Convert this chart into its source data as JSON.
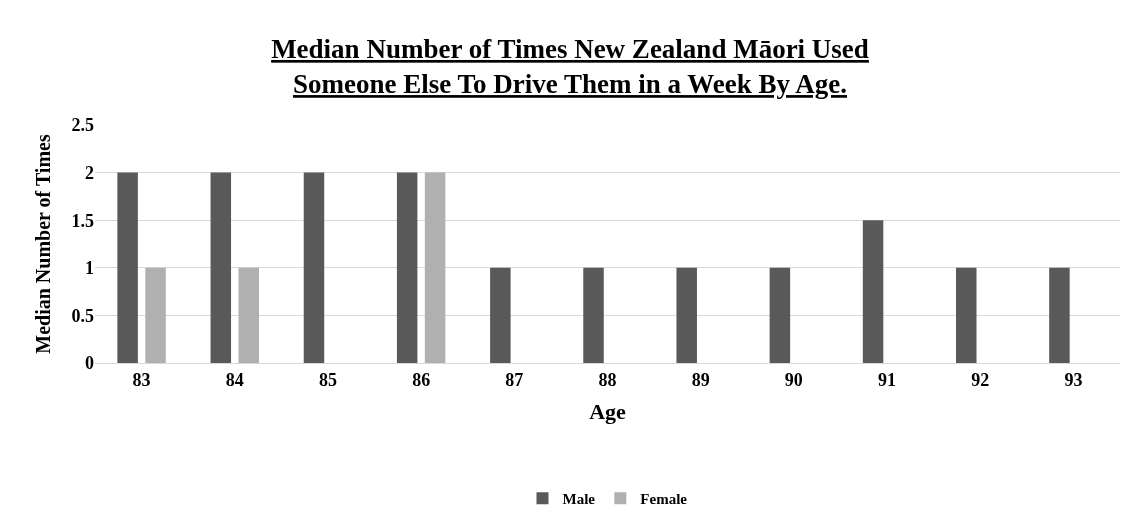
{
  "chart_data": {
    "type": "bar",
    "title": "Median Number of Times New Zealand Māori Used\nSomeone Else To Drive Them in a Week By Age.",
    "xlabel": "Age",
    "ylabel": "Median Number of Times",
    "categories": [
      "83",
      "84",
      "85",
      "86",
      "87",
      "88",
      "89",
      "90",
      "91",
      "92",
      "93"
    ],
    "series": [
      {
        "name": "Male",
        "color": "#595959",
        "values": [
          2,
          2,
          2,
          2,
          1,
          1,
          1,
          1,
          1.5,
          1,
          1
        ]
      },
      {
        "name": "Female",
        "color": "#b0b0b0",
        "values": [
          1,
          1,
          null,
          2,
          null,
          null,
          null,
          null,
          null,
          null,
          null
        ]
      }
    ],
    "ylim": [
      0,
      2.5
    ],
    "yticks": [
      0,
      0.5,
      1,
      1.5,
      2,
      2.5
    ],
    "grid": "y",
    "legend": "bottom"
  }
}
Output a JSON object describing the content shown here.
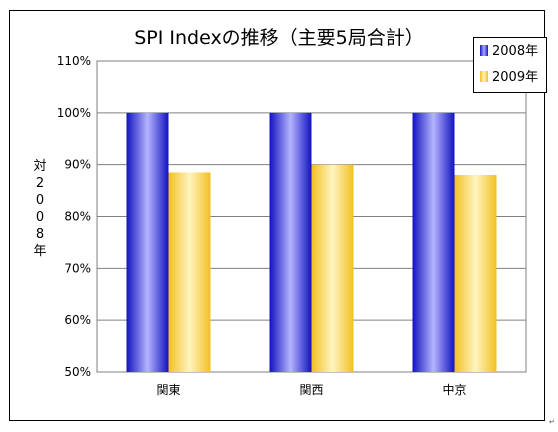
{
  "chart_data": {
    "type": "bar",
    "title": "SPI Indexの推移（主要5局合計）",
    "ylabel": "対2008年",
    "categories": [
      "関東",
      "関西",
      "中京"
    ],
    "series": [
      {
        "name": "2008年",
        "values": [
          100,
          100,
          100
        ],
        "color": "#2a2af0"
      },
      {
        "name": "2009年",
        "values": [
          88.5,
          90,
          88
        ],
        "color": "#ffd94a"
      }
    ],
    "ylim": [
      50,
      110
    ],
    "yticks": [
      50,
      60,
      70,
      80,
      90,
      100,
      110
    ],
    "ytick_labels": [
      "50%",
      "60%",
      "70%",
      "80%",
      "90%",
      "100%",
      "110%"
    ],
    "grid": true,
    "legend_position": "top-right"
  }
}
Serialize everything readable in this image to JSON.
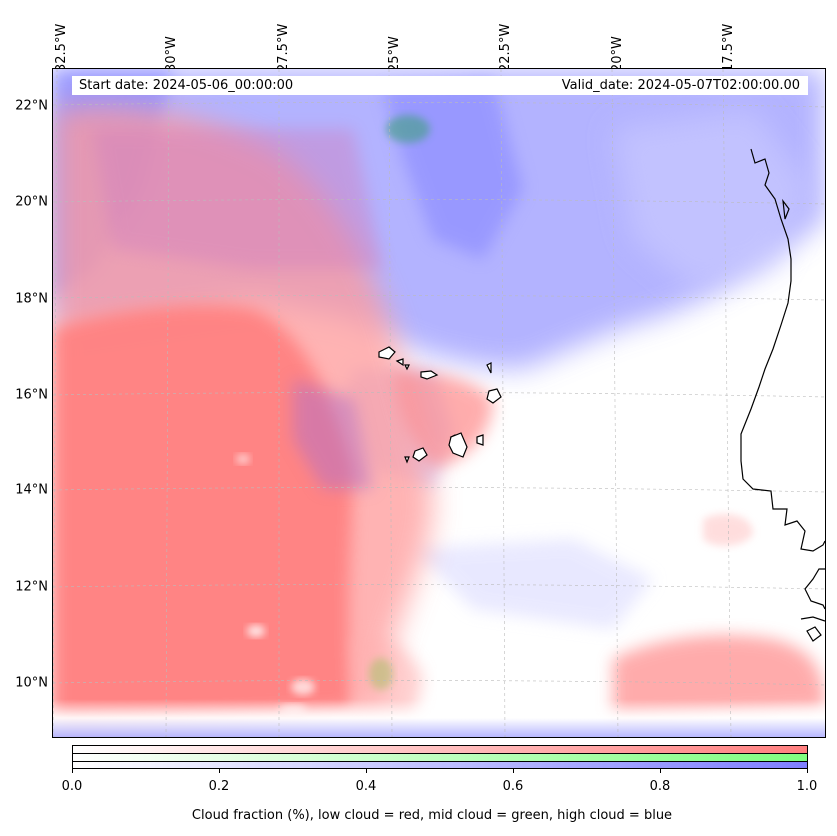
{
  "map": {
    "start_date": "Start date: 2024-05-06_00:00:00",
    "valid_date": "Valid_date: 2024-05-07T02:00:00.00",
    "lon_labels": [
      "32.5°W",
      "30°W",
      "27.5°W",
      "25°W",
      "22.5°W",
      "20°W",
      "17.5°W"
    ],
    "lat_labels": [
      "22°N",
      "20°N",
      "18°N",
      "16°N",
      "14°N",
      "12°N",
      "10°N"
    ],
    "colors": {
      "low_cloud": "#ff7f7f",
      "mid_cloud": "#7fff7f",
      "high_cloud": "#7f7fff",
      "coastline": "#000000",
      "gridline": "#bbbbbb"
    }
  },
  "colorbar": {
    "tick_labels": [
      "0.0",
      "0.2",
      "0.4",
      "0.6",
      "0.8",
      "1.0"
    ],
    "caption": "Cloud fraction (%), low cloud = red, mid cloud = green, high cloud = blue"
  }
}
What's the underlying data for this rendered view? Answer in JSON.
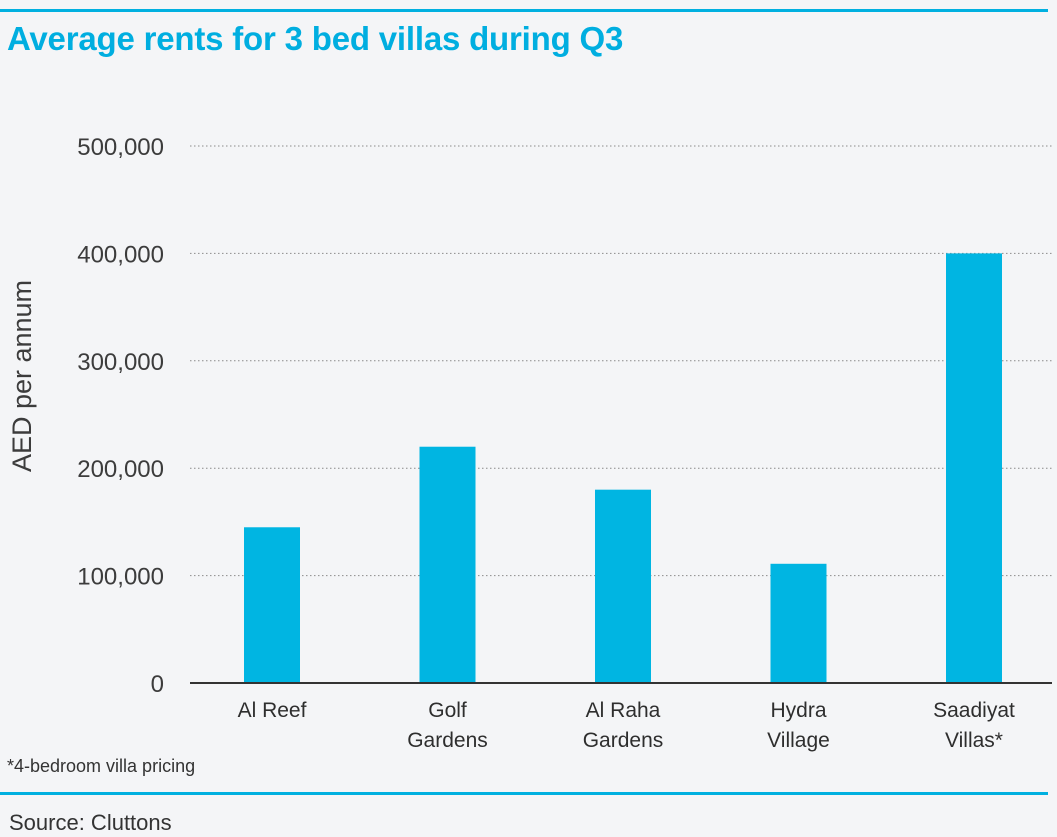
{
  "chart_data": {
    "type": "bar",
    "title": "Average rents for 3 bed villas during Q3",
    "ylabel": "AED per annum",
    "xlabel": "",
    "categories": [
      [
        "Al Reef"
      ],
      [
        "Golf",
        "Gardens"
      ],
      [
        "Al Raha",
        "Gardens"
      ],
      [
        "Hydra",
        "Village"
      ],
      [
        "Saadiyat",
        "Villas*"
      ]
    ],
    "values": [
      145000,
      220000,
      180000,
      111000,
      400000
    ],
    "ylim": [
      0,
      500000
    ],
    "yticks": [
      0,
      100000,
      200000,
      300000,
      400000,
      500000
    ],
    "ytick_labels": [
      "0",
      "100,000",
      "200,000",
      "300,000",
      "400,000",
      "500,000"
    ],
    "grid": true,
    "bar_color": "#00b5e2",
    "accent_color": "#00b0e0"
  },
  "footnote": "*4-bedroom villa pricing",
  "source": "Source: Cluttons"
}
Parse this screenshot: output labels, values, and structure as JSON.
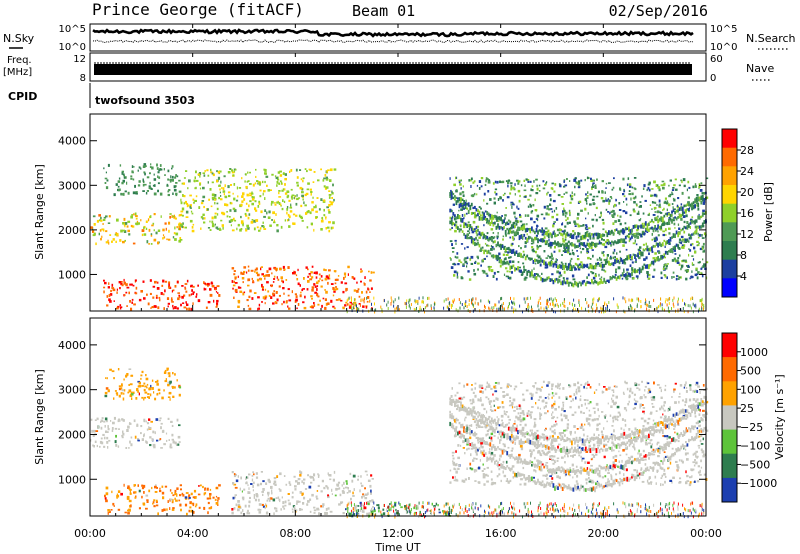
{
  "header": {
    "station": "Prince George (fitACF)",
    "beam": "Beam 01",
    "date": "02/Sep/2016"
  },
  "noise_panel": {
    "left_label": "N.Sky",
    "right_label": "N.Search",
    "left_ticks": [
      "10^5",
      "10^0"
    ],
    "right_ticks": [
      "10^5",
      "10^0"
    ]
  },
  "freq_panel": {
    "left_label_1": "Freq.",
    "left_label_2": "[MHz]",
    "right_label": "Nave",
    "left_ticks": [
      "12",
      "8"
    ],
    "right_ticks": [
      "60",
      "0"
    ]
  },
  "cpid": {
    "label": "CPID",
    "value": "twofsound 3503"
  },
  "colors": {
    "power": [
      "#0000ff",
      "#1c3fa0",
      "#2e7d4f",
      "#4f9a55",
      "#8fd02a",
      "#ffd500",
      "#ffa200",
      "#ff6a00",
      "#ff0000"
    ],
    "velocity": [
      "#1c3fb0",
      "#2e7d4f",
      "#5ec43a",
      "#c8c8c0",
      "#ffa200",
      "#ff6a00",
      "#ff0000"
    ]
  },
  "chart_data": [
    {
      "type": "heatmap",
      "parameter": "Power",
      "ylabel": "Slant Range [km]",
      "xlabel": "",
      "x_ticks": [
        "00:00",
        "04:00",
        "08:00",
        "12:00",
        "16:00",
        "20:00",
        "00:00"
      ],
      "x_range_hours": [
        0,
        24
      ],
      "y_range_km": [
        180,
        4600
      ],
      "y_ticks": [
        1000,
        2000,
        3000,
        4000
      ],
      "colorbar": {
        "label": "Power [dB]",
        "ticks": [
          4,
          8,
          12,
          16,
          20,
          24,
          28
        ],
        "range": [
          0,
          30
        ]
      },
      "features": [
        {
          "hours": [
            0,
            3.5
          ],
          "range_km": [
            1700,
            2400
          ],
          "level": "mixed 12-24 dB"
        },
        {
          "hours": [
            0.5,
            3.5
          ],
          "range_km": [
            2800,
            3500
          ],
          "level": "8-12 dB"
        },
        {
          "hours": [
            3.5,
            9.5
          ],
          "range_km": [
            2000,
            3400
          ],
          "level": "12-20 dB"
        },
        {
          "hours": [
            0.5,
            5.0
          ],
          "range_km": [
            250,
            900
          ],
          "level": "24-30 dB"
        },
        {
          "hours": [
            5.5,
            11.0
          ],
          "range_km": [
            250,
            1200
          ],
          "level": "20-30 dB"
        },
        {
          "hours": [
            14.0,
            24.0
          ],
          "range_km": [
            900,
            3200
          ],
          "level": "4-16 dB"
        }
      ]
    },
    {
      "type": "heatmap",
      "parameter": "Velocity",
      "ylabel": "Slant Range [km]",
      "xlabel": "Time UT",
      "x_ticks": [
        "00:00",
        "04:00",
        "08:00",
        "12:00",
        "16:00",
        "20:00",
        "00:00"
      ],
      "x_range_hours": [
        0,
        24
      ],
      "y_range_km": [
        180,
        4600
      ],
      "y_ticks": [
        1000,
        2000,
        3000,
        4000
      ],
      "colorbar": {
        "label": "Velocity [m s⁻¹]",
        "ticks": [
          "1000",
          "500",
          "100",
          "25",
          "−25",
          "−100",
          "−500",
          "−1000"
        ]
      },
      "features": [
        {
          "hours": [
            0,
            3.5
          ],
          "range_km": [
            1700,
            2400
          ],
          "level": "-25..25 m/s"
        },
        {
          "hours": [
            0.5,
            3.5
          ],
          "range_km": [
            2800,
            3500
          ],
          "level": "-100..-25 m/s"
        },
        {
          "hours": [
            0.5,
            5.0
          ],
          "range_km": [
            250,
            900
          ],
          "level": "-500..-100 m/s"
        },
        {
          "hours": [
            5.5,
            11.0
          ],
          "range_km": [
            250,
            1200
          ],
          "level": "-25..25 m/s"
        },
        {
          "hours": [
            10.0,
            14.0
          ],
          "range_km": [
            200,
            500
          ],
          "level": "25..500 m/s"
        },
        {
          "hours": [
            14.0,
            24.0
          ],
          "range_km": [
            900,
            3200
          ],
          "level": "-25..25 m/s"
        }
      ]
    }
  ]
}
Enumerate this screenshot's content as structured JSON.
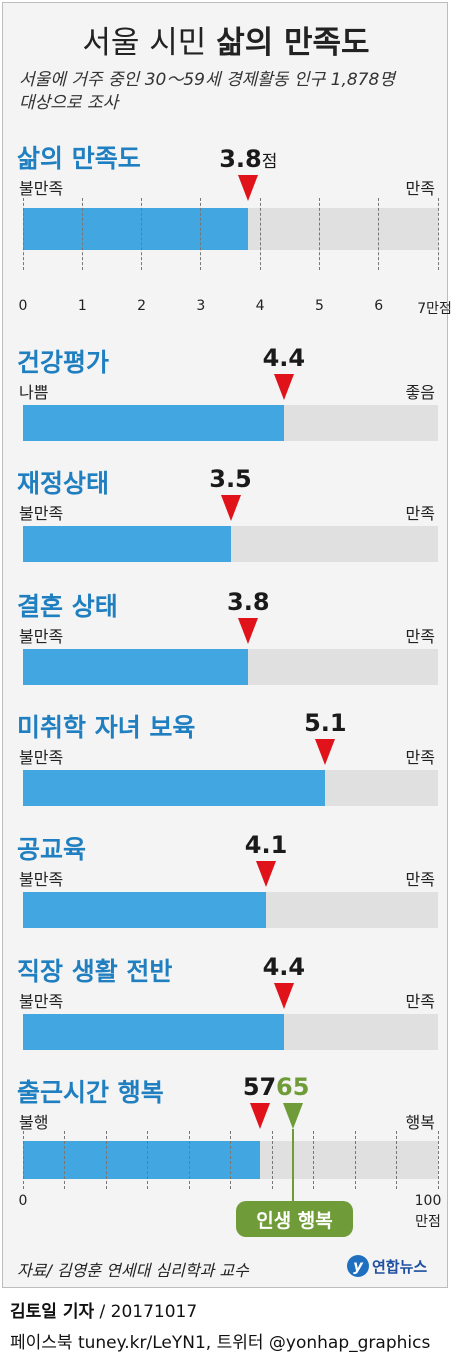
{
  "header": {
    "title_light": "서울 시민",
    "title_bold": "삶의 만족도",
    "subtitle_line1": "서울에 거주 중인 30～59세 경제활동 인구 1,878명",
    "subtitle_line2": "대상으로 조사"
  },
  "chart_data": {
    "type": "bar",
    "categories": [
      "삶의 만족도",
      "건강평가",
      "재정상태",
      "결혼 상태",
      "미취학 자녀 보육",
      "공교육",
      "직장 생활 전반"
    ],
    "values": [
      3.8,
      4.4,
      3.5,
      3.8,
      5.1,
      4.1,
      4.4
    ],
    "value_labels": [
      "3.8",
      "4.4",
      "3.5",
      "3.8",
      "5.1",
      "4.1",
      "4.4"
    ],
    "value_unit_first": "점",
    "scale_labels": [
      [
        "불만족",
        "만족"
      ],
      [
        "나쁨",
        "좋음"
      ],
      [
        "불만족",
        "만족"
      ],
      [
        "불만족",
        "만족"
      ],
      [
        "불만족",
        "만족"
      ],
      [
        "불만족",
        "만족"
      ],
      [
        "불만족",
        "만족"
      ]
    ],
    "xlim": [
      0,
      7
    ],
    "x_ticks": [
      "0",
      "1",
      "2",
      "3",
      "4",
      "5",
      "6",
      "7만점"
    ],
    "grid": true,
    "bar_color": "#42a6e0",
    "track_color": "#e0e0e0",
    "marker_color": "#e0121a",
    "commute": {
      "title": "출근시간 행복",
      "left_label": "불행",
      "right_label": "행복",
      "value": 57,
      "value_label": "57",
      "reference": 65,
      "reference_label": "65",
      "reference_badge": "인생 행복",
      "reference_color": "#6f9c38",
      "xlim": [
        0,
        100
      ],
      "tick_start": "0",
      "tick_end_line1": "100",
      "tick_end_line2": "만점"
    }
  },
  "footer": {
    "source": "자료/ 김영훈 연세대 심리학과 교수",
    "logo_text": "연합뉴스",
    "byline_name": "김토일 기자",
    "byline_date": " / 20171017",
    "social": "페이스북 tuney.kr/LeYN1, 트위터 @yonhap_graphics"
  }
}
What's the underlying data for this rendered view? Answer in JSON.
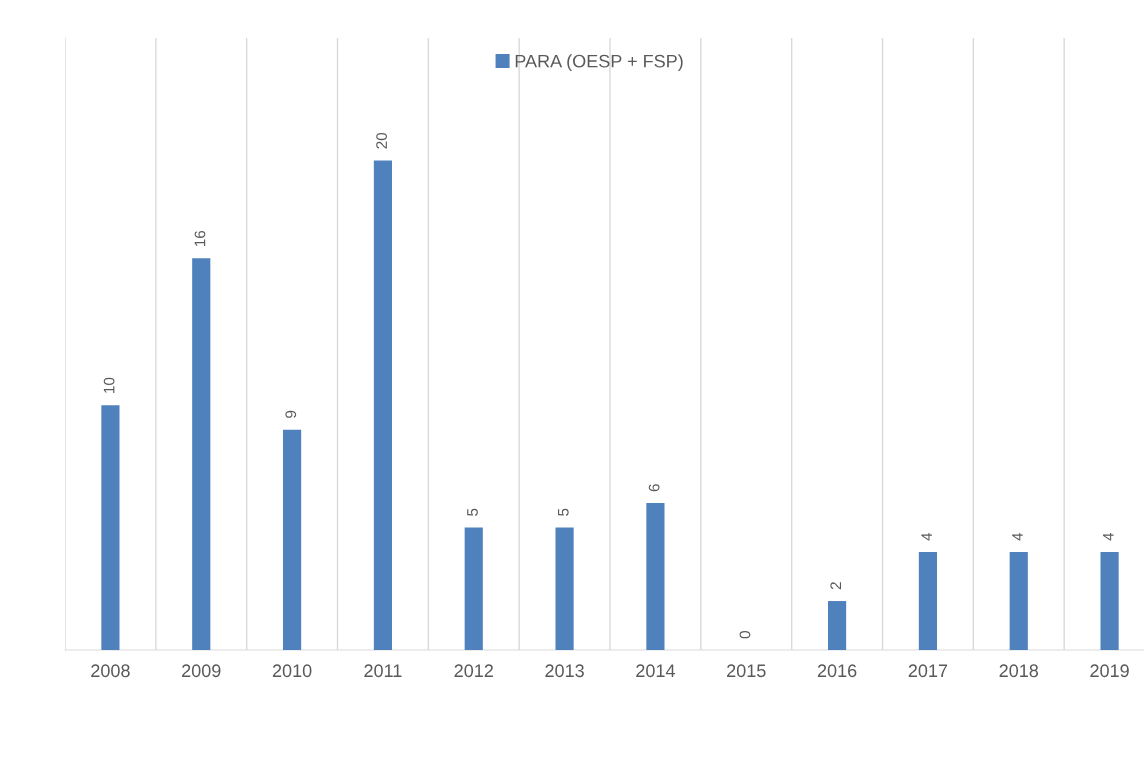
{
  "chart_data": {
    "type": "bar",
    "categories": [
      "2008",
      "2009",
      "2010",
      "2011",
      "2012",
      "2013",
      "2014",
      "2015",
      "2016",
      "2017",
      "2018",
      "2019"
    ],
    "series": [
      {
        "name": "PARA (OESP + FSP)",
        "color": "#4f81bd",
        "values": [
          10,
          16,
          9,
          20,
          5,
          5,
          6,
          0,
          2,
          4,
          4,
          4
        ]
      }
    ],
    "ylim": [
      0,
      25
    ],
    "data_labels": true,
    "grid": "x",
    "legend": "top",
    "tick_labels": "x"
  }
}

—————

> The exercise:
Look through the data above. Copy every line with the string "Median" in it.

> Solved problem:
    "title": "Median Number of Times New Zealand Māori Used\nSomeone Else To Drive Them in a Week By Age.",
    "ylabel": "Median Number of Times",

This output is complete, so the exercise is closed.